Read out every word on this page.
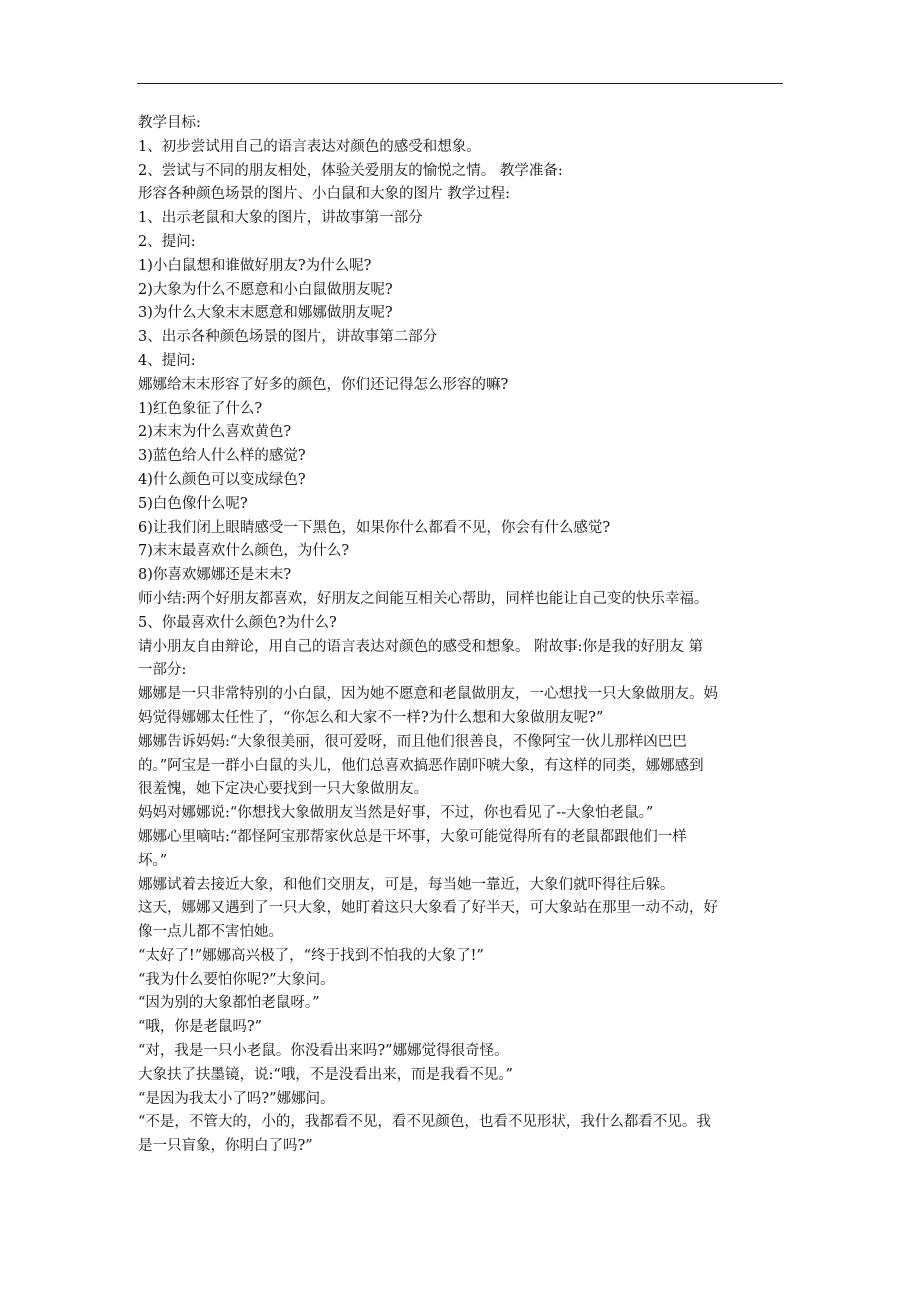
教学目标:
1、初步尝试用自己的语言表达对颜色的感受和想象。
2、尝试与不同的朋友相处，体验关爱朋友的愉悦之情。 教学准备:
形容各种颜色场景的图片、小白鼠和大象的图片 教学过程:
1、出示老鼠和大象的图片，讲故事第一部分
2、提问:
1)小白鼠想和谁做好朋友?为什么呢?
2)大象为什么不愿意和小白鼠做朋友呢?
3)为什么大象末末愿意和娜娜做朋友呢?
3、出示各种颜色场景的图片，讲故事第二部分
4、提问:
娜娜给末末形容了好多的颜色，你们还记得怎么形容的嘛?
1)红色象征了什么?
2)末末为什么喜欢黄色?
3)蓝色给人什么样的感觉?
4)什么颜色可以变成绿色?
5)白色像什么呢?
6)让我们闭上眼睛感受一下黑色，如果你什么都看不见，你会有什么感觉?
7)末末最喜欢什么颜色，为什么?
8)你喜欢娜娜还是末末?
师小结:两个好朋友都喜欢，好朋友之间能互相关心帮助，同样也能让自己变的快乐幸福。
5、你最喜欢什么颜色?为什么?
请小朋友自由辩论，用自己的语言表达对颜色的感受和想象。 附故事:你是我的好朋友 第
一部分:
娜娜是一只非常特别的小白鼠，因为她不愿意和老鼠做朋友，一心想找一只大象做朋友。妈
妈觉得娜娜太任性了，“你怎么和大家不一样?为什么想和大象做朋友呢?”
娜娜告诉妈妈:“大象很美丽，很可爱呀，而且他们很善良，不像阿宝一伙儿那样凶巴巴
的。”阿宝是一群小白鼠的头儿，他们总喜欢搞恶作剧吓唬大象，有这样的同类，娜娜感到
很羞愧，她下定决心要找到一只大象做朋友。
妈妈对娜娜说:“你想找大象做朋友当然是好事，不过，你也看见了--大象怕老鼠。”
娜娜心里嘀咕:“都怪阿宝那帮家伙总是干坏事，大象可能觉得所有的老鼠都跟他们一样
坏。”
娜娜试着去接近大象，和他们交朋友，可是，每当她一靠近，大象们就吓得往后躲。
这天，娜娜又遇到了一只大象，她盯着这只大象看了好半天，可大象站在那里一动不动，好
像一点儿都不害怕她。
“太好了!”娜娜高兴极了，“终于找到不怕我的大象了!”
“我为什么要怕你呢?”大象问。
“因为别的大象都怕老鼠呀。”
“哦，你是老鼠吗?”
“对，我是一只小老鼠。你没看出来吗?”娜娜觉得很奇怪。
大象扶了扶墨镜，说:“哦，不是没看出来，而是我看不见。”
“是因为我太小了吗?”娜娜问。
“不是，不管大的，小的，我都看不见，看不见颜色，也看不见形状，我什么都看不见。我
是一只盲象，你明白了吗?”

__________________________________________________

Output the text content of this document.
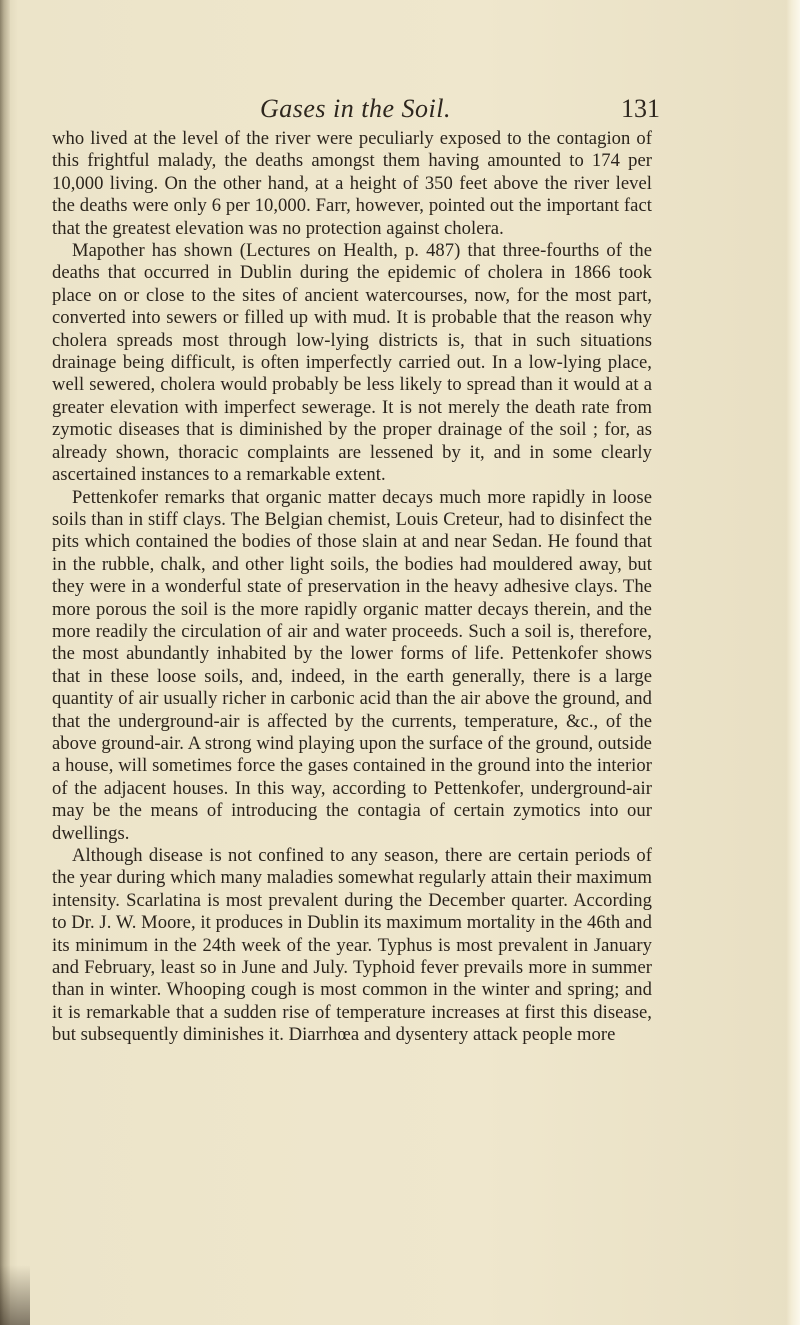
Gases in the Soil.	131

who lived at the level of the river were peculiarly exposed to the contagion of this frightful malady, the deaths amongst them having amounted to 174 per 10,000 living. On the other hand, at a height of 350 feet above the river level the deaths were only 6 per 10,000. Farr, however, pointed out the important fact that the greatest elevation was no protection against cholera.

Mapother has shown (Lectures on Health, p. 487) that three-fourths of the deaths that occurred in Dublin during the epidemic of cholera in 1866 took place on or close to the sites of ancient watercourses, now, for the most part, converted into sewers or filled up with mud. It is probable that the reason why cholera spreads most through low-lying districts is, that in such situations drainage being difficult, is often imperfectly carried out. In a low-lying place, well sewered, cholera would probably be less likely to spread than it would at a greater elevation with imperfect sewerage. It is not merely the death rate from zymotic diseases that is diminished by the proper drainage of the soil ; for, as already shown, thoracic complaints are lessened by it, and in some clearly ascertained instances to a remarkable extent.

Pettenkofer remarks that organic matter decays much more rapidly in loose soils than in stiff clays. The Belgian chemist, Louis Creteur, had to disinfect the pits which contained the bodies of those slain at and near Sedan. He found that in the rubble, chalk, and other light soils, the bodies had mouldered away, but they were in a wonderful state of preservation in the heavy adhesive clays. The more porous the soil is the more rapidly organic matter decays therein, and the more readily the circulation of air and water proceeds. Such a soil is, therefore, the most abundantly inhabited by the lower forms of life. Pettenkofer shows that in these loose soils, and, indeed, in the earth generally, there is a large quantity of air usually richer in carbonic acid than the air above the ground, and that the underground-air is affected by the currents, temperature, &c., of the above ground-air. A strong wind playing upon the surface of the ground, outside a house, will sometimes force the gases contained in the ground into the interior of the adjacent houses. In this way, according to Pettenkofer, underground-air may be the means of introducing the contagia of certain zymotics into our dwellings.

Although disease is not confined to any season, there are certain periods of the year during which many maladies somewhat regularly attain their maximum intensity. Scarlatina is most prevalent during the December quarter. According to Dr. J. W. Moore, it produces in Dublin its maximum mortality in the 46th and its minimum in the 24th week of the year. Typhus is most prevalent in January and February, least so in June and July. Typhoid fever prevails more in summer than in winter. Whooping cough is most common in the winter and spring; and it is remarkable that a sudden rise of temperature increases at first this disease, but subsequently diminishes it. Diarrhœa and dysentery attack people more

__________________________________________________

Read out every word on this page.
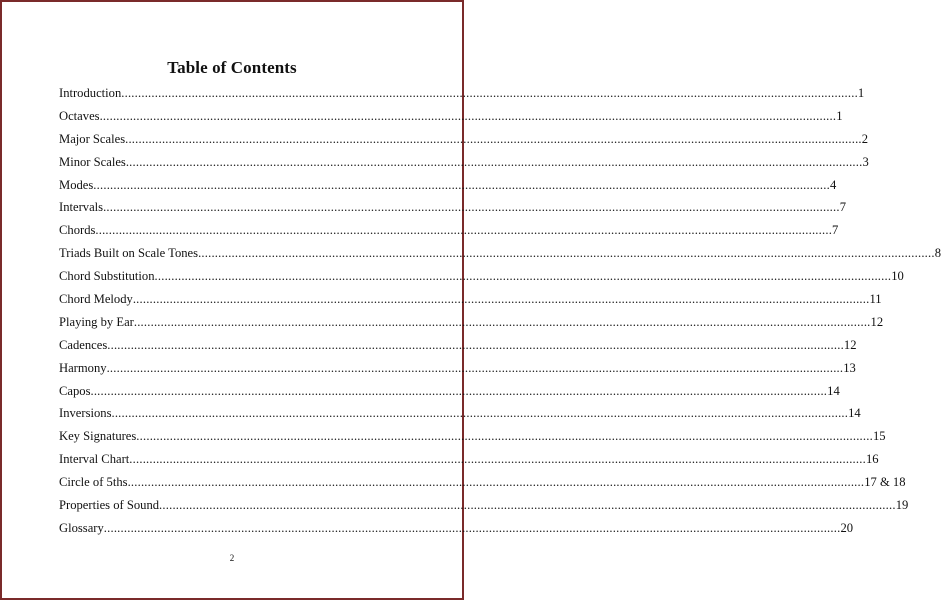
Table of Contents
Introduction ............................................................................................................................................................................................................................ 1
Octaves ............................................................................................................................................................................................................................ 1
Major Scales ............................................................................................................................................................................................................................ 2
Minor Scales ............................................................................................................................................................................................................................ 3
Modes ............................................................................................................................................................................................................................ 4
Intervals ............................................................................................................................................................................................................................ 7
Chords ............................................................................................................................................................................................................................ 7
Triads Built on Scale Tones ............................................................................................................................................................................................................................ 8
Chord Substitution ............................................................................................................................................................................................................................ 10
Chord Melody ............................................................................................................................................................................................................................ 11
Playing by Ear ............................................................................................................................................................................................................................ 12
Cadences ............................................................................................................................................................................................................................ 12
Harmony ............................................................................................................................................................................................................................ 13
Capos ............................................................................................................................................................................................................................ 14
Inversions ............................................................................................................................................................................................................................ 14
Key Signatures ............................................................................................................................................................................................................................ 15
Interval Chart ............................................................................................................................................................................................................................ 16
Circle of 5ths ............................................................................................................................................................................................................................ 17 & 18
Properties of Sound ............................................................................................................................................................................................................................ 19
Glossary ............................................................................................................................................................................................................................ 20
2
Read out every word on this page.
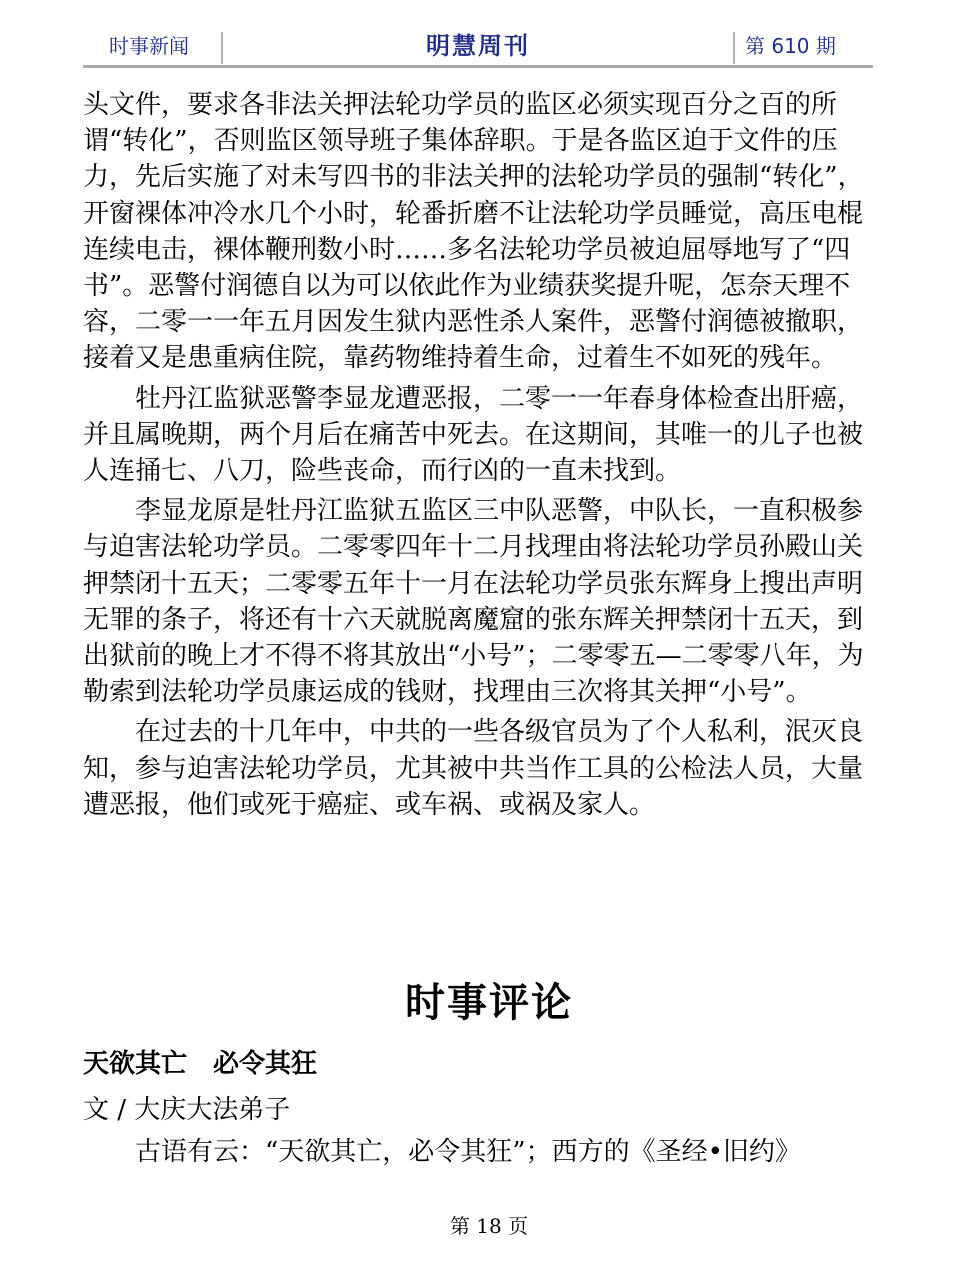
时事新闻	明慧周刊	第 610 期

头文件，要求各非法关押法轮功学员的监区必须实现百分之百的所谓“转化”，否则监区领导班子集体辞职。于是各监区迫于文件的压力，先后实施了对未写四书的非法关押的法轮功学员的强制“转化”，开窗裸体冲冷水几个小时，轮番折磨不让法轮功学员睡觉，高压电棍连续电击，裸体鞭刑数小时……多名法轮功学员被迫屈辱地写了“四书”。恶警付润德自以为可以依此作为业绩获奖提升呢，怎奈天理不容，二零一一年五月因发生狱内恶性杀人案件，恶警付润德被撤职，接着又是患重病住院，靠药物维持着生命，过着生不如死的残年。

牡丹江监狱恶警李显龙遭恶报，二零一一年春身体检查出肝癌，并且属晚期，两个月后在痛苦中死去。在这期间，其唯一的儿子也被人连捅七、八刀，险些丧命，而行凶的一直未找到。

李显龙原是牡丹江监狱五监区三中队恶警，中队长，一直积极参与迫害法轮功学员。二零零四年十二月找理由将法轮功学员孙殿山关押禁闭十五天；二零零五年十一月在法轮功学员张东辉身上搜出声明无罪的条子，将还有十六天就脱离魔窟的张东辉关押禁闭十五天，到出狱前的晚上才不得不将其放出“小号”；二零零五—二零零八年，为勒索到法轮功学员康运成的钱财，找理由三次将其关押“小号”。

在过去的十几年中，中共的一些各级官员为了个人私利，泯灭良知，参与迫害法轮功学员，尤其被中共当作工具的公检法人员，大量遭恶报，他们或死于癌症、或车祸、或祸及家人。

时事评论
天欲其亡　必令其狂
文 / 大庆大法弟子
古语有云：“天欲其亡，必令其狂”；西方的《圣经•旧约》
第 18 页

__________________________________________________

# To be done
Scan the lines for the string "more". Pick out every line that has it.

# Written reply
Pettenkofer remarks that organic matter decays much more rapidly in loose soils than in stiff clays. The Belgian chemist, Louis Creteur, had to disinfect the pits which contained the bodies of those slain at and near Sedan. He found that in the rubble, chalk, and other light soils, the bodies had mouldered away, but they were in a wonderful state of preservation in the heavy adhesive clays. The more porous the soil is the more rapidly organic matter decays therein, and the more readily the circulation of air and water proceeds. Such a soil is, therefore, the most abundantly inhabited by the lower forms of life. Pettenkofer shows that in these loose soils, and, indeed, in the earth generally, there is a large quantity of air usually richer in carbonic acid than the air above the ground, and that the underground-air is affected by the currents, temperature, &c., of the above ground-air. A strong wind playing upon the surface of the ground, outside a house, will sometimes force the gases contained in the ground into the interior of the adjacent houses. In this way, according to Pettenkofer, underground-air may be the means of introducing the contagia of certain zymotics into our dwellings.
Although disease is not confined to any season, there are certain periods of the year during which many maladies somewhat regularly attain their maximum intensity. Scarlatina is most prevalent during the December quarter. According to Dr. J. W. Moore, it produces in Dublin its maximum mortality in the 46th and its minimum in the 24th week of the year. Typhus is most prevalent in January and February, least so in June and July. Typhoid fever prevails more in summer than in winter. Whooping cough is most common in the winter and spring; and it is remarkable that a sudden rise of temperature increases at first this disease, but subsequently diminishes it. Diarrhœa and dysentery attack people more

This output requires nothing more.